>> START RECORDS FOR THE EXERCISE

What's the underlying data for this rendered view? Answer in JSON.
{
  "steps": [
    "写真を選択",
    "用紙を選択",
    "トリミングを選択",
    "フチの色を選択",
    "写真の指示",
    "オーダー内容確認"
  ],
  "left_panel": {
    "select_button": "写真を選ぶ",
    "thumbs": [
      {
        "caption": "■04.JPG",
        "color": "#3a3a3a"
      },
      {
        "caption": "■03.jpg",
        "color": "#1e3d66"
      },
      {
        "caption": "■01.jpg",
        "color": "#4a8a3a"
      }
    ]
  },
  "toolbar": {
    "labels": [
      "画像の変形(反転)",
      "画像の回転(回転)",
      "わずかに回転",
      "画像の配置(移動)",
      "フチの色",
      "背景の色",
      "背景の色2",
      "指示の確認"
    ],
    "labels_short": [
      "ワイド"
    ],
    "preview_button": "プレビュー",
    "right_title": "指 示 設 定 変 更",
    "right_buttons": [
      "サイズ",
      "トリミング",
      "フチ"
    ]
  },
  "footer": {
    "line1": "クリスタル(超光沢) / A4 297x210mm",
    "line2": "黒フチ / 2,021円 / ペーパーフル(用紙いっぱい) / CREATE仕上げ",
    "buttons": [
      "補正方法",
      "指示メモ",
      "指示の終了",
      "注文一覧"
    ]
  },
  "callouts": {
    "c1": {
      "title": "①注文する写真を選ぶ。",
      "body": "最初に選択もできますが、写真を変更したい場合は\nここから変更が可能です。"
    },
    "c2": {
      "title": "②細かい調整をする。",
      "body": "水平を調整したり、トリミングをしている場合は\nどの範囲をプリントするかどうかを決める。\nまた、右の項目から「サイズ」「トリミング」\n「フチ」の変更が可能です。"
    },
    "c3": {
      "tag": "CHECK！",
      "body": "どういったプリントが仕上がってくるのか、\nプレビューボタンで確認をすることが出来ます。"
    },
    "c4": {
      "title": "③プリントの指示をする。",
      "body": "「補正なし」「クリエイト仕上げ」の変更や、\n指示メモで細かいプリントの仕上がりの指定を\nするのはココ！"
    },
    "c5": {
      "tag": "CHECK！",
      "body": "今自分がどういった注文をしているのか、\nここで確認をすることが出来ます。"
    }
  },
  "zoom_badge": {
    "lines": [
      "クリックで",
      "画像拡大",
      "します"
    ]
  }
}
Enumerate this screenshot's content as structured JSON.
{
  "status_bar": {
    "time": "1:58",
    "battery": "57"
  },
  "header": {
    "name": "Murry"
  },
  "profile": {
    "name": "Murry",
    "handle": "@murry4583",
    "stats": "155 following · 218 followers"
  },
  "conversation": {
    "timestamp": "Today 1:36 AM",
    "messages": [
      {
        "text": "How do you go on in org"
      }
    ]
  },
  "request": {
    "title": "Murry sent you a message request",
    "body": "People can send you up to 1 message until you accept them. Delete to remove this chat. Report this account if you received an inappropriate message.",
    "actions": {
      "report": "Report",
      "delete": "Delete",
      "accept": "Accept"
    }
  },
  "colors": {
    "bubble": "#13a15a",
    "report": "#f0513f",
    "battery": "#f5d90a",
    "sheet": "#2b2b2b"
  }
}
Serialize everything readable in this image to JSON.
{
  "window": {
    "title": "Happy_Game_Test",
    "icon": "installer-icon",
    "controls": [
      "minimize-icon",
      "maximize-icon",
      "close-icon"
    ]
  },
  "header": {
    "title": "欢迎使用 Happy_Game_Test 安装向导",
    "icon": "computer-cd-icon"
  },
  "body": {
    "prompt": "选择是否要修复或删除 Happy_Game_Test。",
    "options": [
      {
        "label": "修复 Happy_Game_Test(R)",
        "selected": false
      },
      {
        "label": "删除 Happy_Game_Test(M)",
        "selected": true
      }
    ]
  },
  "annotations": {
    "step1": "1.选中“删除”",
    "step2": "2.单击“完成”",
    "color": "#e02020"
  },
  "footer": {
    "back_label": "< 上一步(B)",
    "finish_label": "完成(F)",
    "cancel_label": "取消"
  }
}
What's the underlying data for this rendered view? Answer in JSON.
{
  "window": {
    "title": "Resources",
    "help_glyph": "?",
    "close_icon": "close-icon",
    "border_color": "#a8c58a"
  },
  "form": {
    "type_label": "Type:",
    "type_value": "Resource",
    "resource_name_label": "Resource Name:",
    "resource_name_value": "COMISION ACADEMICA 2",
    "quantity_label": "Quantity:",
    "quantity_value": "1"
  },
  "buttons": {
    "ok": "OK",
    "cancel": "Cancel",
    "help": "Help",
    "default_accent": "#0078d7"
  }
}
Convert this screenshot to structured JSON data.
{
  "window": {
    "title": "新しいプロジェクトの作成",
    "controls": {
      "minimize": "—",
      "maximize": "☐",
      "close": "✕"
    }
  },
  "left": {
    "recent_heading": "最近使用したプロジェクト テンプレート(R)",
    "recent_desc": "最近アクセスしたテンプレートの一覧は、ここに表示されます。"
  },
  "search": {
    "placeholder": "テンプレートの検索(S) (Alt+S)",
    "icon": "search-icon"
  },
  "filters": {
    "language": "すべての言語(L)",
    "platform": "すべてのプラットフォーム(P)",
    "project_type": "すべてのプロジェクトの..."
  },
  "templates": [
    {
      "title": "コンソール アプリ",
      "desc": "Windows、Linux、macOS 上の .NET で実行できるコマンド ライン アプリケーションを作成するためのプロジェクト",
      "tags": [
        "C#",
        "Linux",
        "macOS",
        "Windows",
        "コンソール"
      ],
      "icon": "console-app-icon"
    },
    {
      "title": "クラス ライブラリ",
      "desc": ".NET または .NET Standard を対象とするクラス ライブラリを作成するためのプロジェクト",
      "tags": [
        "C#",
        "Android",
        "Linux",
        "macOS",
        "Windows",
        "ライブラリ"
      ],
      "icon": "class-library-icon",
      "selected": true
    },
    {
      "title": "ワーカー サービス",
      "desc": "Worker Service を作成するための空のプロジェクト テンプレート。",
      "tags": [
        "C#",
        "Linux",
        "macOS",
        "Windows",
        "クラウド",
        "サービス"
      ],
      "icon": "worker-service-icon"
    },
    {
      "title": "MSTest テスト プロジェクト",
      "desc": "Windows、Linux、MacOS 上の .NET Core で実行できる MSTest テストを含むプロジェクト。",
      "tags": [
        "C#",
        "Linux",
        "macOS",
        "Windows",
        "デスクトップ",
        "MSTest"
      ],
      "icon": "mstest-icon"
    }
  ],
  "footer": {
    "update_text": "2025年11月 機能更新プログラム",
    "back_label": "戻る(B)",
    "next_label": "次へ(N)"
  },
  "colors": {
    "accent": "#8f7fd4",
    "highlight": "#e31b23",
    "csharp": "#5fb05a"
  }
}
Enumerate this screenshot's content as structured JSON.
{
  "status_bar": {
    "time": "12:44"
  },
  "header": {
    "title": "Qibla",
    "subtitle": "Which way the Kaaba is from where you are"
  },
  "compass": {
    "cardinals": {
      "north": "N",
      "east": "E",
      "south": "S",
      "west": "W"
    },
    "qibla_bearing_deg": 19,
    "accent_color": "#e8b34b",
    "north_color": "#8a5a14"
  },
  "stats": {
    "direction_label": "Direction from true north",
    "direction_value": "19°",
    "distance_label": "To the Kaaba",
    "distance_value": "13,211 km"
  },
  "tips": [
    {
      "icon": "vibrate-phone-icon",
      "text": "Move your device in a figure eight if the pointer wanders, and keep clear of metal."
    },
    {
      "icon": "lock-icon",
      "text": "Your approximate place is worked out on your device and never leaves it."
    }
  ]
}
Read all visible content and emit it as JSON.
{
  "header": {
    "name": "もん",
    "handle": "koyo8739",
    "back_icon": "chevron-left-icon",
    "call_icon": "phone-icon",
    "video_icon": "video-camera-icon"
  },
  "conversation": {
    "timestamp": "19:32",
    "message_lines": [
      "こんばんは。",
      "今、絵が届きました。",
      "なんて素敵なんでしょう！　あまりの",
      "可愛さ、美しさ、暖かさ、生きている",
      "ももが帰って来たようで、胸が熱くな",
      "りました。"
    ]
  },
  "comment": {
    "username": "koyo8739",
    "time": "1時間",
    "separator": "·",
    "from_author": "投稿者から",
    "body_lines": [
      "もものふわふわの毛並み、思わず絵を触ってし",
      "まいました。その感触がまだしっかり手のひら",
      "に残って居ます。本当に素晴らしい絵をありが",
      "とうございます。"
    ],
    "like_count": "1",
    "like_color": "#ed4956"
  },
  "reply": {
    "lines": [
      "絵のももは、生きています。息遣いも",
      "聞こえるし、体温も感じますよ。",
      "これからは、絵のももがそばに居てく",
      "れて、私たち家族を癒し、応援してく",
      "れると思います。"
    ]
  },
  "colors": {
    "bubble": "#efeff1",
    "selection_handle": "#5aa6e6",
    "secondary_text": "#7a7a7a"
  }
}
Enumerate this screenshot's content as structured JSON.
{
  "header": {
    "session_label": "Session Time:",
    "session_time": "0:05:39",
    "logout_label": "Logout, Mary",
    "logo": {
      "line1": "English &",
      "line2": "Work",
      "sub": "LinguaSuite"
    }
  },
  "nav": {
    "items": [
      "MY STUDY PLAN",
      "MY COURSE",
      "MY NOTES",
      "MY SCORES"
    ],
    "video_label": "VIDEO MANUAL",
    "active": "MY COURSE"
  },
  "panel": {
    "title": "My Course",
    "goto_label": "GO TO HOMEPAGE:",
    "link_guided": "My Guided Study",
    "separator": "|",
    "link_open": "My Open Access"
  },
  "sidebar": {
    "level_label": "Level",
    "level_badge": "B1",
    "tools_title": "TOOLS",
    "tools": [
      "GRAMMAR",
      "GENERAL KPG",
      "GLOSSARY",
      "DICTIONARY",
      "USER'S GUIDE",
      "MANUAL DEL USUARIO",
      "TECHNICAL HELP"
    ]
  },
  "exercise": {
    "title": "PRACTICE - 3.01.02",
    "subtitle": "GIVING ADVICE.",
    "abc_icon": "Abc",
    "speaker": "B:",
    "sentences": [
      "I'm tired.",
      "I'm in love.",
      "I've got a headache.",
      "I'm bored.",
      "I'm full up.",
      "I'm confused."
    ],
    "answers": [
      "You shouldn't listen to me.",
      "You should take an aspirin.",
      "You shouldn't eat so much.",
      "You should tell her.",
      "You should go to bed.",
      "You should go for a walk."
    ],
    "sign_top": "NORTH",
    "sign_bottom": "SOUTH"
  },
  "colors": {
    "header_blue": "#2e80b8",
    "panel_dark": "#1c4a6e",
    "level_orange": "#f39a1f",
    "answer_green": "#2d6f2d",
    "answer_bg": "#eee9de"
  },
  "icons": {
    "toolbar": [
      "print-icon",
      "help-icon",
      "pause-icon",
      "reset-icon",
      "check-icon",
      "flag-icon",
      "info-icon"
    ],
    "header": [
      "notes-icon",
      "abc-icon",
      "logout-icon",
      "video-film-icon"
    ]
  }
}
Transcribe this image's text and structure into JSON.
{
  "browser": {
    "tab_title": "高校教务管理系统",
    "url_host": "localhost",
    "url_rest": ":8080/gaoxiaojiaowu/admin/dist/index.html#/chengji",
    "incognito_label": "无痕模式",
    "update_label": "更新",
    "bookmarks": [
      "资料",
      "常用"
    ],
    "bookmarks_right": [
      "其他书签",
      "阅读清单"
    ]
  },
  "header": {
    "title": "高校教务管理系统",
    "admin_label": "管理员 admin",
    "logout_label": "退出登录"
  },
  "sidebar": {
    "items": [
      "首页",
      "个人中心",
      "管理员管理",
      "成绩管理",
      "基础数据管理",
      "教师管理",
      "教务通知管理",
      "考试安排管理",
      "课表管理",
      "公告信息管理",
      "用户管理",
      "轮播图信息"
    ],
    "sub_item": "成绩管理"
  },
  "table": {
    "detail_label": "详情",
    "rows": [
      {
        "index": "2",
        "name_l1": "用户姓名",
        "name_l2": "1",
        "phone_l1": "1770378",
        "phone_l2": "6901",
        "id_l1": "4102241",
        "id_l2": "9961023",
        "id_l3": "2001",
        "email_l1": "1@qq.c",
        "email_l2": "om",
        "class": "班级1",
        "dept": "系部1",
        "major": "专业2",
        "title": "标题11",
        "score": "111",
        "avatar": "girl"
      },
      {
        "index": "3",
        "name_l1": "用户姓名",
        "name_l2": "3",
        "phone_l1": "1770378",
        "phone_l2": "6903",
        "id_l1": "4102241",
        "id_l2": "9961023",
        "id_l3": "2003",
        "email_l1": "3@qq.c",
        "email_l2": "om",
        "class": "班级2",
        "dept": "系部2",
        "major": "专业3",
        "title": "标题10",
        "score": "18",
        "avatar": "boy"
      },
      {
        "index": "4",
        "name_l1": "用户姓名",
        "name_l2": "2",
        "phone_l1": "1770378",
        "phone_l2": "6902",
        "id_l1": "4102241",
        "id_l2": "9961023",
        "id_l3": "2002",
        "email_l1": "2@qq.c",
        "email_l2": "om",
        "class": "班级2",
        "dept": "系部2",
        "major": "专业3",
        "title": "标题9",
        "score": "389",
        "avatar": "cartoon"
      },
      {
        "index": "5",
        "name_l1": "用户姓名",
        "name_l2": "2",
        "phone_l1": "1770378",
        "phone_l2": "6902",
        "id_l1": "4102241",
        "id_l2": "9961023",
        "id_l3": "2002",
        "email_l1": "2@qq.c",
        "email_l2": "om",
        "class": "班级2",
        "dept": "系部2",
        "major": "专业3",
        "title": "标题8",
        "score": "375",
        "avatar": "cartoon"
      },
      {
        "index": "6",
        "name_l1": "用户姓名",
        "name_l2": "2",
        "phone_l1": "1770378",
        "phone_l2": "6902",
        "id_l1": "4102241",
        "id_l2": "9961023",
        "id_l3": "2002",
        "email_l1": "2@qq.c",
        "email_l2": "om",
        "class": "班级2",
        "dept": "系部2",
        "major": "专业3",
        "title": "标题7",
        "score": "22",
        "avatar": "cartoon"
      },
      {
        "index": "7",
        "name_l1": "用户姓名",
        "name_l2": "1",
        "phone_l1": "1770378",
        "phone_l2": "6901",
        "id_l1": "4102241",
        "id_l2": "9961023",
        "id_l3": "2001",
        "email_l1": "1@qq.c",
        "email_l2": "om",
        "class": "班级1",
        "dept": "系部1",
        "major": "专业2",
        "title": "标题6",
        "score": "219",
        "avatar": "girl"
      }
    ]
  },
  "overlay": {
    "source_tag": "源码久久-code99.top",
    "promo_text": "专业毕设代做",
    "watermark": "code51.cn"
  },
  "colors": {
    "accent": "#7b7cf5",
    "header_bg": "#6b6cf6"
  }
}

>> END RECORDS FOR THE EXERCISE

REQUIREMENTS. Each line in the entries above that includes the string "your" should be extracted.

EXERCISE OUTPUT.
      "text": "Move your device in a figure eight if the pointer wanders, and keep clear of metal."
      "text": "Your approximate place is worked out on your device and never leaves it."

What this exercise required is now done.